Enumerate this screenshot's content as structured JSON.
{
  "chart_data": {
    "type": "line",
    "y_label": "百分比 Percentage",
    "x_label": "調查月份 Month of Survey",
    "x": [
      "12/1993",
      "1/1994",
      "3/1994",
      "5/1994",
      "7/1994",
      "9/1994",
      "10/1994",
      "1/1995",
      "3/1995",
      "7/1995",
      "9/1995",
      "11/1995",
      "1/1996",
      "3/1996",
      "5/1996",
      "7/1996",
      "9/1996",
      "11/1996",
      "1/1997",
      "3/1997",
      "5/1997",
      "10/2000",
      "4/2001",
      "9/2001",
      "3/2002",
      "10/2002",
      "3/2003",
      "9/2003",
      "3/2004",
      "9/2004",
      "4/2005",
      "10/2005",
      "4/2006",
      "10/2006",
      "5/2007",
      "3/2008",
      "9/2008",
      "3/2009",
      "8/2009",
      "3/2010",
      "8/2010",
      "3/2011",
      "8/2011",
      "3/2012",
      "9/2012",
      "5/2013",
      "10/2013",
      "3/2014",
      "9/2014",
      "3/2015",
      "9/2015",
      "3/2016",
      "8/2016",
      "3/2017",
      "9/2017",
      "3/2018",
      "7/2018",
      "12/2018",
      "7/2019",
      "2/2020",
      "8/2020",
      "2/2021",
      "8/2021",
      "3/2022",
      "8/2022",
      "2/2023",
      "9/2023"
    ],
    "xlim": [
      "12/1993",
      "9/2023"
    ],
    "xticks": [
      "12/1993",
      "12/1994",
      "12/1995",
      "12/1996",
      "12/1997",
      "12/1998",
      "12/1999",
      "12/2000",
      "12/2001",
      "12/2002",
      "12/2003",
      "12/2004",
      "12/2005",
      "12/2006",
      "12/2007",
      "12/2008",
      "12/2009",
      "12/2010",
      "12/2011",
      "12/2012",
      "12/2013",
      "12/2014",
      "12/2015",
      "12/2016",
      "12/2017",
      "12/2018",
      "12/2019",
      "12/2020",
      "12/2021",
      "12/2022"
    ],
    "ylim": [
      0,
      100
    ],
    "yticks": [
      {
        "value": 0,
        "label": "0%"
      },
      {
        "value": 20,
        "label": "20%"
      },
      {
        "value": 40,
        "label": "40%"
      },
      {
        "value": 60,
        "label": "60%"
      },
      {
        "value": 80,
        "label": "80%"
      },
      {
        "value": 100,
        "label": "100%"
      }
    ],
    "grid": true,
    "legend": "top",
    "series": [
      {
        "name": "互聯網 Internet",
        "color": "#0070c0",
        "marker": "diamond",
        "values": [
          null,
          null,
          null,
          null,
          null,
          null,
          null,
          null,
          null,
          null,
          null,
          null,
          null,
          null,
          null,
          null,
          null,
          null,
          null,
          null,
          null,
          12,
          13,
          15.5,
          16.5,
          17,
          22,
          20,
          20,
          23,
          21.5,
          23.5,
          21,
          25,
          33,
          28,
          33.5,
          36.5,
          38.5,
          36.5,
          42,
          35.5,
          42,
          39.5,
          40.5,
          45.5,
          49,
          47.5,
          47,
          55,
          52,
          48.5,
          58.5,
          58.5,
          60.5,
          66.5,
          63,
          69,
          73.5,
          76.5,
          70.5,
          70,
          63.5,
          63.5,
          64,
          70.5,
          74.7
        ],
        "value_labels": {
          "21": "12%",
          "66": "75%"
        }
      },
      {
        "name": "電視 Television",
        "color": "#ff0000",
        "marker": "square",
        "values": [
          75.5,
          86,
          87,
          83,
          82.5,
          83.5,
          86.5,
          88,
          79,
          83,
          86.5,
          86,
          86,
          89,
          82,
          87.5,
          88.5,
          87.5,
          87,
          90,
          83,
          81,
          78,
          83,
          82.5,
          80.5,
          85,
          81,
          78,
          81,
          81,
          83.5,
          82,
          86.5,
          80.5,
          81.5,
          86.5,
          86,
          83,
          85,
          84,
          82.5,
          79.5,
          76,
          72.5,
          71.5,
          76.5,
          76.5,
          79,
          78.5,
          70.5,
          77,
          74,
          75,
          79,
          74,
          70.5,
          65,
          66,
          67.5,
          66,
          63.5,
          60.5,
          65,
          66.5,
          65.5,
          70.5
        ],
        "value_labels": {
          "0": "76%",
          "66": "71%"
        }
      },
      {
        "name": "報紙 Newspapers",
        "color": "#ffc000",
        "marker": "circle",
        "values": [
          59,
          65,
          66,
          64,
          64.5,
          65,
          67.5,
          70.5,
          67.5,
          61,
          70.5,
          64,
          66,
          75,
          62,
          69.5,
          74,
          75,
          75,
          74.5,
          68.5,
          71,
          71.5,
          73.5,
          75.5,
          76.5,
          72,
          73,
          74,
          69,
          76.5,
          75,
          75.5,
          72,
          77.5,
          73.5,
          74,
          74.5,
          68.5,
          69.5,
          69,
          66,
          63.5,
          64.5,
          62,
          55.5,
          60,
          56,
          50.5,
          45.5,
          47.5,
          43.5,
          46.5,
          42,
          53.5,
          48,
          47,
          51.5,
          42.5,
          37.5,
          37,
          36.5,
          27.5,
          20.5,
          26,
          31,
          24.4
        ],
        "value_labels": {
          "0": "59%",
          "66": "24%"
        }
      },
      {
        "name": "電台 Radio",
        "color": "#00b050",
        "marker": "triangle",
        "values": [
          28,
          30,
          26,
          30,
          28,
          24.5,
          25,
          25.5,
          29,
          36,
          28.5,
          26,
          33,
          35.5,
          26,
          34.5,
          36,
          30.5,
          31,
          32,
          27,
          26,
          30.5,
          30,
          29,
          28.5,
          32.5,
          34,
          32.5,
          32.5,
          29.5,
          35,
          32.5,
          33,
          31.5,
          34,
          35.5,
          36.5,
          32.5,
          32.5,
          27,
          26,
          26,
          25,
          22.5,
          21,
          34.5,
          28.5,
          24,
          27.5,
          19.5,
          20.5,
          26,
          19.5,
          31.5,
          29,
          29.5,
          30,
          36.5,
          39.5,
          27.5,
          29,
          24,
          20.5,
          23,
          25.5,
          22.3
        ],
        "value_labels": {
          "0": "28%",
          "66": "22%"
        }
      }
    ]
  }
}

→ **Request**
Transcribe all of the material exactly. Omit nothing.

→ **Answer to the exercise**
Enumerate this screenshot's content as structured JSON.
{
  "chart_data": {
    "type": "line",
    "y_label": "百分比 Percentage",
    "x_label": "調查月份 Month of Survey",
    "x": [
      "12/1993",
      "1/1994",
      "3/1994",
      "5/1994",
      "7/1994",
      "9/1994",
      "10/1994",
      "1/1995",
      "3/1995",
      "7/1995",
      "9/1995",
      "11/1995",
      "1/1996",
      "3/1996",
      "5/1996",
      "7/1996",
      "9/1996",
      "11/1996",
      "1/1997",
      "3/1997",
      "5/1997",
      "10/2000",
      "4/2001",
      "9/2001",
      "3/2002",
      "10/2002",
      "3/2003",
      "9/2003",
      "3/2004",
      "9/2004",
      "4/2005",
      "10/2005",
      "4/2006",
      "10/2006",
      "5/2007",
      "3/2008",
      "9/2008",
      "3/2009",
      "8/2009",
      "3/2010",
      "8/2010",
      "3/2011",
      "8/2011",
      "3/2012",
      "9/2012",
      "5/2013",
      "10/2013",
      "3/2014",
      "9/2014",
      "3/2015",
      "9/2015",
      "3/2016",
      "8/2016",
      "3/2017",
      "9/2017",
      "3/2018",
      "7/2018",
      "12/2018",
      "7/2019",
      "2/2020",
      "8/2020",
      "2/2021",
      "8/2021",
      "3/2022",
      "8/2022",
      "2/2023",
      "9/2023"
    ],
    "xlim": [
      "12/1993",
      "9/2023"
    ],
    "xticks": [
      "12/1993",
      "12/1994",
      "12/1995",
      "12/1996",
      "12/1997",
      "12/1998",
      "12/1999",
      "12/2000",
      "12/2001",
      "12/2002",
      "12/2003",
      "12/2004",
      "12/2005",
      "12/2006",
      "12/2007",
      "12/2008",
      "12/2009",
      "12/2010",
      "12/2011",
      "12/2012",
      "12/2013",
      "12/2014",
      "12/2015",
      "12/2016",
      "12/2017",
      "12/2018",
      "12/2019",
      "12/2020",
      "12/2021",
      "12/2022"
    ],
    "ylim": [
      0,
      100
    ],
    "yticks": [
      {
        "value": 0,
        "label": "0%"
      },
      {
        "value": 20,
        "label": "20%"
      },
      {
        "value": 40,
        "label": "40%"
      },
      {
        "value": 60,
        "label": "60%"
      },
      {
        "value": 80,
        "label": "80%"
      },
      {
        "value": 100,
        "label": "100%"
      }
    ],
    "grid": true,
    "legend": "top",
    "series": [
      {
        "name": "互聯網 Internet",
        "color": "#0070c0",
        "marker": "diamond",
        "values": [
          null,
          null,
          null,
          null,
          null,
          null,
          null,
          null,
          null,
          null,
          null,
          null,
          null,
          null,
          null,
          null,
          null,
          null,
          null,
          null,
          null,
          12,
          13,
          15.5,
          16.5,
          17,
          22,
          20,
          20,
          23,
          21.5,
          23.5,
          21,
          25,
          33,
          28,
          33.5,
          36.5,
          38.5,
          36.5,
          42,
          35.5,
          42,
          39.5,
          40.5,
          45.5,
          49,
          47.5,
          47,
          55,
          52,
          48.5,
          58.5,
          58.5,
          60.5,
          66.5,
          63,
          69,
          73.5,
          76.5,
          70.5,
          70,
          63.5,
          63.5,
          64,
          70.5,
          74.7
        ],
        "value_labels": {
          "21": "12%",
          "66": "75%"
        }
      },
      {
        "name": "電視 Television",
        "color": "#ff0000",
        "marker": "square",
        "values": [
          75.5,
          86,
          87,
          83,
          82.5,
          83.5,
          86.5,
          88,
          79,
          83,
          86.5,
          86,
          86,
          89,
          82,
          87.5,
          88.5,
          87.5,
          87,
          90,
          83,
          81,
          78,
          83,
          82.5,
          80.5,
          85,
          81,
          78,
          81,
          81,
          83.5,
          82,
          86.5,
          80.5,
          81.5,
          86.5,
          86,
          83,
          85,
          84,
          82.5,
          79.5,
          76,
          72.5,
          71.5,
          76.5,
          76.5,
          79,
          78.5,
          70.5,
          77,
          74,
          75,
          79,
          74,
          70.5,
          65,
          66,
          67.5,
          66,
          63.5,
          60.5,
          65,
          66.5,
          65.5,
          70.5
        ],
        "value_labels": {
          "0": "76%",
          "66": "71%"
        }
      },
      {
        "name": "報紙 Newspapers",
        "color": "#ffc000",
        "marker": "circle",
        "values": [
          59,
          65,
          66,
          64,
          64.5,
          65,
          67.5,
          70.5,
          67.5,
          61,
          70.5,
          64,
          66,
          75,
          62,
          69.5,
          74,
          75,
          75,
          74.5,
          68.5,
          71,
          71.5,
          73.5,
          75.5,
          76.5,
          72,
          73,
          74,
          69,
          76.5,
          75,
          75.5,
          72,
          77.5,
          73.5,
          74,
          74.5,
          68.5,
          69.5,
          69,
          66,
          63.5,
          64.5,
          62,
          55.5,
          60,
          56,
          50.5,
          45.5,
          47.5,
          43.5,
          46.5,
          42,
          53.5,
          48,
          47,
          51.5,
          42.5,
          37.5,
          37,
          36.5,
          27.5,
          20.5,
          26,
          31,
          24.4
        ],
        "value_labels": {
          "0": "59%",
          "66": "24%"
        }
      },
      {
        "name": "電台 Radio",
        "color": "#00b050",
        "marker": "triangle",
        "values": [
          28,
          30,
          26,
          30,
          28,
          24.5,
          25,
          25.5,
          29,
          36,
          28.5,
          26,
          33,
          35.5,
          26,
          34.5,
          36,
          30.5,
          31,
          32,
          27,
          26,
          30.5,
          30,
          29,
          28.5,
          32.5,
          34,
          32.5,
          32.5,
          29.5,
          35,
          32.5,
          33,
          31.5,
          34,
          35.5,
          36.5,
          32.5,
          32.5,
          27,
          26,
          26,
          25,
          22.5,
          21,
          34.5,
          28.5,
          24,
          27.5,
          19.5,
          20.5,
          26,
          19.5,
          31.5,
          29,
          29.5,
          30,
          36.5,
          39.5,
          27.5,
          29,
          24,
          20.5,
          23,
          25.5,
          22.3
        ],
        "value_labels": {
          "0": "28%",
          "66": "22%"
        }
      }
    ]
  }
}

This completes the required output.